§ **REQUIRED WORK**:
1. In the BioHash excerpt, what limitation of the earlier fly-inspired hashing algorithms does BioHash address, and how? Answer in one to three sentences.
2. Transcribe the BioHash excerpt starting at "Figure 1: Sparse" and ending at "with the query.".

----- PAGE EXCERPT

Figure 1: Sparse expansive network motif. Large dimensional input (of dimension d) is mapped into an even larger dimensional latent space (of dimension m). The projections can be random or data driven.

Similarity search is a fundamental problem in computer science. Given a query item (for example an image) and a database containing many similar items, the task is to retrieve a ranked list of items from the database most similar to the query. When data is high-dimensional (e.g. images/documents) and the databases are large, this is a computationally challenging problem. However, approximate solutions are generally acceptable, with Locality Sensitive Hashing (LSH) being one such approach. In LSH, the idea is to encode each database entry with a sparse binary vector and to retrieve a list of entries that have the smallest Hamming distances with the query.

Inspired by the fruit fly’s sparse expansive motifs, a new family of hashing algorithms has been recently proposed (Dasgupta, et al.). These algorithms, however, use random weights to accomplish the expansion in the representational space and cannot learn from the data.

In our work, we combine this sparse expansive network motif with the bio-inspired learning algorithm (Krotov & Hopfield), motivated by local Hebbian-like plasticity, to design a novel hashing algorithm called BioHash. The key difference of our algorithm relative to the one proposed in (Dasgupta, et al.) is that the synaptic weights in our networks are learned from the data, rather than being random. We demonstrate that BioHash significantly improves retrieval performance on common machine learning benchmarks.

----------
----- MATERIAL PROVIDED

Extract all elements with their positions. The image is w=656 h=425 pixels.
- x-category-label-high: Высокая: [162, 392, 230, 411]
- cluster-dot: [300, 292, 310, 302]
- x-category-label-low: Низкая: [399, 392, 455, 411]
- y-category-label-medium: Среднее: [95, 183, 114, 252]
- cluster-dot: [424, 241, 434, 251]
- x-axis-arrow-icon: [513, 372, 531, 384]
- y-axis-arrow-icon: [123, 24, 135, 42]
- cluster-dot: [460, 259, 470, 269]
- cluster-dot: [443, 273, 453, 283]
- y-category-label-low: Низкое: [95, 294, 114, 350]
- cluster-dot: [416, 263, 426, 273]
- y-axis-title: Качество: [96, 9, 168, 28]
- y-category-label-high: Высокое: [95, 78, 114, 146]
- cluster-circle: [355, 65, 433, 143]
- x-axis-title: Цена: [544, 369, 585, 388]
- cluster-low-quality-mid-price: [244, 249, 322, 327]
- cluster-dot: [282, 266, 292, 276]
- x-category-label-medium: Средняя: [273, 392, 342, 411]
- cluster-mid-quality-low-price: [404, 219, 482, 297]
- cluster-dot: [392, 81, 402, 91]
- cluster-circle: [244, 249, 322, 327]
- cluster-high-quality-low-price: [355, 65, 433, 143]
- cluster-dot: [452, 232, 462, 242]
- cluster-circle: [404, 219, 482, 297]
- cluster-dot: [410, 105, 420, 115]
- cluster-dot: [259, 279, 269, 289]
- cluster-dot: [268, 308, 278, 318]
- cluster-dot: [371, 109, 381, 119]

----------

§ **FINAL RESULTS**:
1. The earlier algorithms use random weights to carry out the expansion into a larger representational space, so they cannot learn from the data. BioHash keeps the sparse expansive motif but learns its synaptic weights from the data with a bio-inspired, Hebbian-like learning algorithm.

2.
Figure 1: Sparse expansive network motif. Large dimensional input (of dimension d) is mapped into an even larger dimensional latent space (of dimension m). The projections can be random or data driven.

Similarity search is a fundamental problem in computer science. Given a query item (for example an image) and a database containing many similar items, the task is to retrieve a ranked list of items from the database most similar to the query. When data is high-dimensional (e.g. images/documents) and the databases are large, this is a computationally challenging problem. However, approximate solutions are generally acceptable, with Locality Sensitive Hashing (LSH) being one such approach. In LSH, the idea is to encode each database entry with a sparse binary vector and to retrieve a list of entries that have the smallest Hamming distances with the query.